[EXERCISE INSTRUCTIONS] Provide an exact reproduction of every entry.

[SUPPLIED ENTRIES]
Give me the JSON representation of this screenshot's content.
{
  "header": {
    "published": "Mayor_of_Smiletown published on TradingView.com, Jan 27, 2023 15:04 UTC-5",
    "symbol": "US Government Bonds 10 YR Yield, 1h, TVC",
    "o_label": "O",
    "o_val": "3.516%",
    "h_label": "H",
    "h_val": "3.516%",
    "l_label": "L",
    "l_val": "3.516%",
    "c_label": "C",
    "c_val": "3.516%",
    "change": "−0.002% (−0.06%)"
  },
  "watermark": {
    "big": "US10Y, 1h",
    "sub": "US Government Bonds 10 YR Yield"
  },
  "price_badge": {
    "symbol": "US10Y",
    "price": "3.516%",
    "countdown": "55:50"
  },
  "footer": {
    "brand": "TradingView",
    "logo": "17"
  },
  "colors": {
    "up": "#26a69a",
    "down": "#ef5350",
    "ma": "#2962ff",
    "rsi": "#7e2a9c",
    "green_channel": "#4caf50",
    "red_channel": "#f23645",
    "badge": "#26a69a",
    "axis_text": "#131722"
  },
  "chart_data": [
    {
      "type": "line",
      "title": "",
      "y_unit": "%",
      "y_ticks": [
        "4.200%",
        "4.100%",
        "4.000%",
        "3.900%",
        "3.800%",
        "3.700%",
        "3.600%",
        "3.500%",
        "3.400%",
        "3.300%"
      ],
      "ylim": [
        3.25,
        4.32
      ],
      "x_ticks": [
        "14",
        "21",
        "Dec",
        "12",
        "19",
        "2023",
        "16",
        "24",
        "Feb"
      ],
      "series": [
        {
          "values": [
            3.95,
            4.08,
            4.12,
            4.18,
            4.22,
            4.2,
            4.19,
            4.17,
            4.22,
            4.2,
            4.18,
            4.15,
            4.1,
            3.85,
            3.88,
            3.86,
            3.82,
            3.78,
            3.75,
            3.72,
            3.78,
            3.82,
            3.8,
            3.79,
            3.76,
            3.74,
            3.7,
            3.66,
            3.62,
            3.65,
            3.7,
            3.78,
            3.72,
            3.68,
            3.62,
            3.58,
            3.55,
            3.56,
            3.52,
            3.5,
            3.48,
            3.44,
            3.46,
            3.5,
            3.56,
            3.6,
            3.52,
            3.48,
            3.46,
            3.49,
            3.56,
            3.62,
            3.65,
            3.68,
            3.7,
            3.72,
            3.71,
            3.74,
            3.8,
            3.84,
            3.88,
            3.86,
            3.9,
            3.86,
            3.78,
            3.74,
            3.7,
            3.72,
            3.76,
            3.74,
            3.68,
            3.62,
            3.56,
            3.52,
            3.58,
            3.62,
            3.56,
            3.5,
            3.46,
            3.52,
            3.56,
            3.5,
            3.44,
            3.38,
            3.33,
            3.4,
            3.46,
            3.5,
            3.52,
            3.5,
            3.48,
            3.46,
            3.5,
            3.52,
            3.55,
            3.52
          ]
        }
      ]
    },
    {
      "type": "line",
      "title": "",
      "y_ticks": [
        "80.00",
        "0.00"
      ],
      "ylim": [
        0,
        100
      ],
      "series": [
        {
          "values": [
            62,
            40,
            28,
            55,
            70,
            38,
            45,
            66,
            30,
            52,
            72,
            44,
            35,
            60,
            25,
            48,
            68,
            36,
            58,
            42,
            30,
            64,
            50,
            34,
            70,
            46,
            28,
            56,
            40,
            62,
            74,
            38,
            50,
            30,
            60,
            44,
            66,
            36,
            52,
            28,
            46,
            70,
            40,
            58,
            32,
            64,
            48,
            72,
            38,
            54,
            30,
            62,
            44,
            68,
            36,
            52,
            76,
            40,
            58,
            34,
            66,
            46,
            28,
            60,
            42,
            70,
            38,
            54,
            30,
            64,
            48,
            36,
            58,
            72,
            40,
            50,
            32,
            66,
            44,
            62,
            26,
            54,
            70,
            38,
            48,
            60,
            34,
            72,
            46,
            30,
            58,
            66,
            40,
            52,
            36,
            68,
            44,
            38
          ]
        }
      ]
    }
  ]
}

[OUTPUT FOR THIS TASK]
Give me the JSON representation of this screenshot's content.
{
  "header": {
    "published": "Mayor_of_Smiletown published on TradingView.com, Jan 27, 2023 15:04 UTC-5",
    "symbol": "US Government Bonds 10 YR Yield, 1h, TVC",
    "o_label": "O",
    "o_val": "3.516%",
    "h_label": "H",
    "h_val": "3.516%",
    "l_label": "L",
    "l_val": "3.516%",
    "c_label": "C",
    "c_val": "3.516%",
    "change": "−0.002% (−0.06%)"
  },
  "watermark": {
    "big": "US10Y, 1h",
    "sub": "US Government Bonds 10 YR Yield"
  },
  "price_badge": {
    "symbol": "US10Y",
    "price": "3.516%",
    "countdown": "55:50"
  },
  "footer": {
    "brand": "TradingView",
    "logo": "17"
  },
  "colors": {
    "up": "#26a69a",
    "down": "#ef5350",
    "ma": "#2962ff",
    "rsi": "#7e2a9c",
    "green_channel": "#4caf50",
    "red_channel": "#f23645",
    "badge": "#26a69a",
    "axis_text": "#131722"
  },
  "chart_data": [
    {
      "type": "line",
      "title": "",
      "y_unit": "%",
      "y_ticks": [
        "4.200%",
        "4.100%",
        "4.000%",
        "3.900%",
        "3.800%",
        "3.700%",
        "3.600%",
        "3.500%",
        "3.400%",
        "3.300%"
      ],
      "ylim": [
        3.25,
        4.32
      ],
      "x_ticks": [
        "14",
        "21",
        "Dec",
        "12",
        "19",
        "2023",
        "16",
        "24",
        "Feb"
      ],
      "series": [
        {
          "values": [
            3.95,
            4.08,
            4.12,
            4.18,
            4.22,
            4.2,
            4.19,
            4.17,
            4.22,
            4.2,
            4.18,
            4.15,
            4.1,
            3.85,
            3.88,
            3.86,
            3.82,
            3.78,
            3.75,
            3.72,
            3.78,
            3.82,
            3.8,
            3.79,
            3.76,
            3.74,
            3.7,
            3.66,
            3.62,
            3.65,
            3.7,
            3.78,
            3.72,
            3.68,
            3.62,
            3.58,
            3.55,
            3.56,
            3.52,
            3.5,
            3.48,
            3.44,
            3.46,
            3.5,
            3.56,
            3.6,
            3.52,
            3.48,
            3.46,
            3.49,
            3.56,
            3.62,
            3.65,
            3.68,
            3.7,
            3.72,
            3.71,
            3.74,
            3.8,
            3.84,
            3.88,
            3.86,
            3.9,
            3.86,
            3.78,
            3.74,
            3.7,
            3.72,
            3.76,
            3.74,
            3.68,
            3.62,
            3.56,
            3.52,
            3.58,
            3.62,
            3.56,
            3.5,
            3.46,
            3.52,
            3.56,
            3.5,
            3.44,
            3.38,
            3.33,
            3.4,
            3.46,
            3.5,
            3.52,
            3.5,
            3.48,
            3.46,
            3.5,
            3.52,
            3.55,
            3.52
          ]
        }
      ]
    },
    {
      "type": "line",
      "title": "",
      "y_ticks": [
        "80.00",
        "0.00"
      ],
      "ylim": [
        0,
        100
      ],
      "series": [
        {
          "values": [
            62,
            40,
            28,
            55,
            70,
            38,
            45,
            66,
            30,
            52,
            72,
            44,
            35,
            60,
            25,
            48,
            68,
            36,
            58,
            42,
            30,
            64,
            50,
            34,
            70,
            46,
            28,
            56,
            40,
            62,
            74,
            38,
            50,
            30,
            60,
            44,
            66,
            36,
            52,
            28,
            46,
            70,
            40,
            58,
            32,
            64,
            48,
            72,
            38,
            54,
            30,
            62,
            44,
            68,
            36,
            52,
            76,
            40,
            58,
            34,
            66,
            46,
            28,
            60,
            42,
            70,
            38,
            54,
            30,
            64,
            48,
            36,
            58,
            72,
            40,
            50,
            32,
            66,
            44,
            62,
            26,
            54,
            70,
            38,
            48,
            60,
            34,
            72,
            46,
            30,
            58,
            66,
            40,
            52,
            36,
            68,
            44,
            38
          ]
        }
      ]
    }
  ]
}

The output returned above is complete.